Short exercise 1: According to the publications page, which journal is the paper on relational desires and psychological egoism forthcoming in?
Short exercise 2: Please continue the publications page from the point where it stops.

Quoted passage:
+++
Publications

interests | publications | dissertation | CV (PDF)

Below are papers either published, forthcoming, or in progress. Comments are always welcome (and much appreciated).

Articles

Relational Desires and Empirical Evidence against Psychological Egoism (PDF; penultimate draft)

Forthcoming in: European Journal of Philosophy (already published online)

Abstract: Roughly, psychological egoism is the thesis that all of a person’s intentional actions are ultimately self-interested in some sense; psychological altruism is the thesis that some of a person’s intentional actions are not ultimately self-interested, since some are ultimately other-regarding in some sense. C. Daniel Batson and other social psychologists have argued that experiments provide support for a theory called the “empathy-altruism hypothesis” that entails the falsity of psychological egoism. However, several critics claim that there are egoistic explanations of the data that are still not ruled out. One of the most potent criticisms of Batson comes from Elliott Sober and David Sloan Wilson. I argue for two main theses in this paper: (1) we can improve on Sober and Wilson’s conception of psychological egoism and altruism, and (2) this improvement shows that one of the strongest of Sober and Wilson’s purportedly egoistic explanations is not tenable. A defense of these two theses goes some way toward defending Batson‘s claim that the evidence from social psychology provides sufficient reason to reject psychological egoism.

Practical Interests, Relevant Alternatives, and Knowledge Attributions: An Empirical Study (PDF; open access)

Forthcoming in: Review of Philosophy & Psychology (formerly European Review of Philosophy), Psychology and Experimental Philosophy, vol. 1, no. 3 (2010), Edouard Machery, Tania Lombrozo, & Joshua Knobe (eds.).

Co-authors: Walter Sinnott-Armstrong, Jay G. Hull, and Aaron Zimmerman

Abstract: In defending his interest-relative account of knowledge in Knowledge and Practical Interests (2005), Jason Stanley relies heavily on intuitions about several bank cases. The cases we focus on are two that are crucial to Stanley’s project:  one in which the protagonist does not have practical interest in the truth of the proposition she claims to know (Low Stakes) and one in which the protagonist does have such practical interest (High Stakes).  We experimentally test the empirical claims that Stanley seems to make concerning our common-sense intuitions about these cases.  Additionally, we test the empirical claims that Jonathan Schaffer seems to make, regarding the salience of an alternative, in his critique of Stanley (“The Irrelevance of the Subject,” 2006). Our data indicate that neither raising the possibility of error nor raising stakes moves people from attributing knowledge to denying it.  However, the raising of stakes (but not alternatives) does affect the level of confidence people have in their attributions of knowledge.  We argue that our data cast doubt on what both Stanley and Schaffer claim our common-sense judgments about such cases are.
+++
Dataset:

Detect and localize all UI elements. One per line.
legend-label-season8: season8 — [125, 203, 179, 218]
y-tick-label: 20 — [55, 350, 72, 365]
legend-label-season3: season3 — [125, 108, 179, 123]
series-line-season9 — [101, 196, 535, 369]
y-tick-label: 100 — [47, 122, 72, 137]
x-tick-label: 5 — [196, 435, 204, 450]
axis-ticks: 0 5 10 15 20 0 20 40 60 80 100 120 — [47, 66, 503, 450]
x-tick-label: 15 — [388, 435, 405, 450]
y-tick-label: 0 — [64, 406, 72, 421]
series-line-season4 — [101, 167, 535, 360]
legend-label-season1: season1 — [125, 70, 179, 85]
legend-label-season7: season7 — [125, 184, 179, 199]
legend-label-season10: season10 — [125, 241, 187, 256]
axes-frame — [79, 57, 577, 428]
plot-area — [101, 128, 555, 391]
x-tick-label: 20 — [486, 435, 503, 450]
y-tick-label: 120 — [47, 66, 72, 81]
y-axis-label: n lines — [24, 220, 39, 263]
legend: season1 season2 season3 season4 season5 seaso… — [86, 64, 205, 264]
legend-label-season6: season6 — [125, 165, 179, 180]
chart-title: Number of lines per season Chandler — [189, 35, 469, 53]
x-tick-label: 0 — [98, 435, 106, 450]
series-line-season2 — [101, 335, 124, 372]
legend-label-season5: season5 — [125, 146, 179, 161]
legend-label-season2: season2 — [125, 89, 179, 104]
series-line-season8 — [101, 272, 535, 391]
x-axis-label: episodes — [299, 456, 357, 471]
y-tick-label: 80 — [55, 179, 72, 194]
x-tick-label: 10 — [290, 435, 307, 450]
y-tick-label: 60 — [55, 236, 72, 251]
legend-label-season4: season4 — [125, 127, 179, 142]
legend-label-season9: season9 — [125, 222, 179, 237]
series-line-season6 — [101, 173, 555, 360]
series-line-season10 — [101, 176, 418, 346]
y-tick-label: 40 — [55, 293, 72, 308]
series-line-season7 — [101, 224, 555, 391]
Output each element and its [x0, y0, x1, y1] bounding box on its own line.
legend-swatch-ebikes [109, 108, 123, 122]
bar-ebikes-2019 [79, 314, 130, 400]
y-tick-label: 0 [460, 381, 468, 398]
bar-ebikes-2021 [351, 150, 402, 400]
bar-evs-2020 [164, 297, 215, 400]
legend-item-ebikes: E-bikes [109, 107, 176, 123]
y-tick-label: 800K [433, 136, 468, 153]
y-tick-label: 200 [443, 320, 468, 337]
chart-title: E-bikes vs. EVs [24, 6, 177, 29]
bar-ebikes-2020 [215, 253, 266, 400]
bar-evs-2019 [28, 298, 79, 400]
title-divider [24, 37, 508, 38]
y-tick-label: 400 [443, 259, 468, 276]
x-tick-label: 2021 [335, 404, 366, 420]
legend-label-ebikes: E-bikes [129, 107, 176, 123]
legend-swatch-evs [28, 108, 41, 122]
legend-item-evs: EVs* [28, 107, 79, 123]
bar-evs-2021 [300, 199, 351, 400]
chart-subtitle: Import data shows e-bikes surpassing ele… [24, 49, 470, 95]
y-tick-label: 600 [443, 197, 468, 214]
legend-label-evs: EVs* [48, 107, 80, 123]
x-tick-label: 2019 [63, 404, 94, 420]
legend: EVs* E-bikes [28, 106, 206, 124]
+++
Exercise response 1: European Journal of Philosophy

Exercise response 2:
Reviews

Review of Experimental Philosophy ed. by Knobe & Nichols (2008, OUP), Philosophical Psychology, forthcoming. (PDF; penultimate draft)

Review of A Very Bad Wizard: Morality behind the Curtain by Tamler Sommers (2009, McSweeney’s), Metapsychology, Vol. 13, No. 53 (2009). (HTML; open access)

Review of Willing, Wanting, Waiting by Richard Holton (2009, OUP), Metapsychology, Vol. 13, No. 23 (2009). (HTML; open access)

In Progress

(Drafts may be available upon request.)

What in the World Is Weakness of Will? (with Richard Holton) [PDF; draft]

Abstract: At least since the middle of the twentieth century, philosophers have tended to identify weakness of will with akrasia—i.e. acting, or having a disposition to act, contrary to one‘s judgments about what is best for one to do. However, there has been some recent debate about whether this captures the ordinary notion of weakness of will. Richard Holton (1999, 2009) claims that it doesn’t, while Alfred Mele (forthcoming) argues that, to a certain extent, it does. As Mele recognizes, the question about an ordinary concept here is one apt for empirical investigation. Our plan is to evaluate Mele’s studies and report some experiments of our own in order to investigate what in the world the ordinary concept of weakness of will is. We conclude that neither Mele nor Holton (previously) was quite right and offer a tentative proposal of our own: the ordinary notion is more like a prototype or cluster concept.

The Possibility of Acting from Duty (tentative title of my dissertation)

Abstract: Kant famously argued that morally praiseworthy actions are only those that are done “from duty.” While there has been a great deal of debate about such conceptions of moral worth (especially whether the standard is too high), I focus on a more descriptive issue. Modern Kantian accounts of human action, psychology, agency, and practical reason attempt to at least make room for something like the capacity to act from duty in this Kantian sense. I argue that this Kantian capacity requires two other capacities: (a) the ability to act on other-regarding (roughly unselfish) ultimate motives, and (b) the ability of “Reason” (roughly our conception of what we have reason to do or believe) to produce new motivations in us. The existence of these psychological capacities requires the denial of both psychological egoism and what we might call “empiricist conceptions of motivation” or perhaps even the “Humean theory of motivation.” By focusing on the nature of motivation, self-regulation, agency, weakness of will, and will-power as well as drawing on empirical work on these issues, I argue that these two key theses are rather implausible. I conclude that we do have the capacity to act from duty.

“Philosophy 101 and Experimental Philosophy”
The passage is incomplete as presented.